Em
um livre mercado, a ciência se origina na mente de cada cientista em
particular, que estudou e pensou sobre os problemas que lhe interessam. Agindo desta maneira, esses cientistas podem,
de tempos em tempos, chegar a novas descobertas, as quais eles desenvolvem em
maior profundidade, sempre verificando os resultados. No decurso de seu trabalho e na disseminação
dos resultados, eles frequentemente precisam de mais financiamento, os quais
eles próprios podem obter. Nesse caso,
inspirados pelo valor que veem em seu trabalho, eles recorrem a outros
indivíduos para tentar obter os fundos necessários, persuadindo-os a compreender
a essência do seu trabalho e do seu valor.

OBJETIVO 1: De acordo com o texto sobre a ciência no livre mercado, onde a ciência se origina?
OBJETIVO 2: Prossiga com o texto sobre a ciência no livre mercado a partir do ponto em que ele termina.

CONJUNTO DE DADOS:
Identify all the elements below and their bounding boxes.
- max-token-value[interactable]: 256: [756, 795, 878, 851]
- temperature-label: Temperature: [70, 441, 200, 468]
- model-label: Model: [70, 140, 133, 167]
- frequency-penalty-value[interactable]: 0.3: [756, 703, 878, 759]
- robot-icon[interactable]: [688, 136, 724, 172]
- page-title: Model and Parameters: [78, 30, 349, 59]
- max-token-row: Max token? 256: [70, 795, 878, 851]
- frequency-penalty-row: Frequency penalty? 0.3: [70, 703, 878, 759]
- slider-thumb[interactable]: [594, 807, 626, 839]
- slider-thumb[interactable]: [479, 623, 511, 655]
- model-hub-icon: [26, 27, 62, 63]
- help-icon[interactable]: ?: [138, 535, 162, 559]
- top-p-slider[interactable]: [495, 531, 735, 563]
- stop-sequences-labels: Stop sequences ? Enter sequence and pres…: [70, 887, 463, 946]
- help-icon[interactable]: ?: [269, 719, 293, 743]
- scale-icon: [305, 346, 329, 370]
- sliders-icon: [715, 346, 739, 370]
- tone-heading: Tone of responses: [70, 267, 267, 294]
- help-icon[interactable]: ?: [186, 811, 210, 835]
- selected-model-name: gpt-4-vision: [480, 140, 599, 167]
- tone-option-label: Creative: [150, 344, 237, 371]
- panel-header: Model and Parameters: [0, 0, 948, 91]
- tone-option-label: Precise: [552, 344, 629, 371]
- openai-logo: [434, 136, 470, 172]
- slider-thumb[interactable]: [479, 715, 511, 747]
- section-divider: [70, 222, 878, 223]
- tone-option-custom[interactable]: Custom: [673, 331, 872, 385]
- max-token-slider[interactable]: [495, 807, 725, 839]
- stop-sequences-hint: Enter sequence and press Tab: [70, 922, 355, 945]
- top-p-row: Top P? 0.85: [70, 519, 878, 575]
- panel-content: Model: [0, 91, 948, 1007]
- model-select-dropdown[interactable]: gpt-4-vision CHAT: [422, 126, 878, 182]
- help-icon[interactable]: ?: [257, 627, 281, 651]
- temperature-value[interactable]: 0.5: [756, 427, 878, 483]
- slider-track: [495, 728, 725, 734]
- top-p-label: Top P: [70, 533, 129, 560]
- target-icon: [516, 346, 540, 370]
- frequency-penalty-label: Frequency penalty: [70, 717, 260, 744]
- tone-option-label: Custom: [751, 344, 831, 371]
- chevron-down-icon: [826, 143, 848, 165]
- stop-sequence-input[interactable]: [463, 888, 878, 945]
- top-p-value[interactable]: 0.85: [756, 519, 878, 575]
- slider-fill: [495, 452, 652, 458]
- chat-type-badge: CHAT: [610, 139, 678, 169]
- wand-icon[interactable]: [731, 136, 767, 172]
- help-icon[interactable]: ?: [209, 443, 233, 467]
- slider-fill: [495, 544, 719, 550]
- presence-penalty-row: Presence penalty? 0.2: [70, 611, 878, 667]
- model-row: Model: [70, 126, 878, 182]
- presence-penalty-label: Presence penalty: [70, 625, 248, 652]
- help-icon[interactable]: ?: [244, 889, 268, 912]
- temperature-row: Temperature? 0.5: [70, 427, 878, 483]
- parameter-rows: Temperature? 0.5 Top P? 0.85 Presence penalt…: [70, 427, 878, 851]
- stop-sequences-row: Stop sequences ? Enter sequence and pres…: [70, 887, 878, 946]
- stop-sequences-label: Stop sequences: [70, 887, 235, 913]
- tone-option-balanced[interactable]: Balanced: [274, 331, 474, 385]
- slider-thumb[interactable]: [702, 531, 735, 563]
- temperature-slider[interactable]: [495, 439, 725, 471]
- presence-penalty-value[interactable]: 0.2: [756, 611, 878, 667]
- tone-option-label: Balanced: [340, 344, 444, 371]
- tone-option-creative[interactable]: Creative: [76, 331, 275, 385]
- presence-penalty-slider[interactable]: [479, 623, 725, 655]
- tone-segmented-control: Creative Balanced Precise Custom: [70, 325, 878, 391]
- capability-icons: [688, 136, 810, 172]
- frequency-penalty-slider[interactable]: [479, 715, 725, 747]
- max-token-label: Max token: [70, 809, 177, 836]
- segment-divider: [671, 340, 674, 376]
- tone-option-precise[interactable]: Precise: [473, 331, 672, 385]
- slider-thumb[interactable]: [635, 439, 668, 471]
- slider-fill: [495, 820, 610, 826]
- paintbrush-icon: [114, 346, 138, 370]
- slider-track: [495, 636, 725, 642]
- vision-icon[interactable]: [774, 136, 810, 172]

RESULTADO 1: Na mente de cada cientista em particular, que estudou e pensou sobre os problemas que lhe interessam.

RESULTADO 2:
Em
um livre mercado, a principal fonte de financiamento seriam empresários ricos e
herdeiros abastados. Em um livre
mercado, não haveria impostos sobre a renda e nem sobre a herança, pois ambos
são uma violação da liberdade do indivíduo gastar sua própria riqueza como
melhor lhe aprouver. E pelo fato de não
haver impostos sobre a renda e sobre heranças, não haveria nenhuma necessidade
de se criar fundações e entidades que servem como meios de se evitar esses
impostos. Tampouco haveria a necessidade
de se nomear gestores com o poder de determinar como seriam utilizados os
fundos de uma determinada pessoa. Desta
forma, haveria um maior número de empresários e herdeiros abastados, que
exerceriam total controle sobre seus próprios fundos. E um empresário não teria de se preocupar com
a possibilidade de entrar em conflito com alguma agência reguladora que pudesse
utilizar seu poder coercivo para prejudicar seus negócios — como, por exemplo,
em retaliação ao seu apoio a algum projeto de pesquisa que fosse impopular ou
tido como indesejado pelo governo.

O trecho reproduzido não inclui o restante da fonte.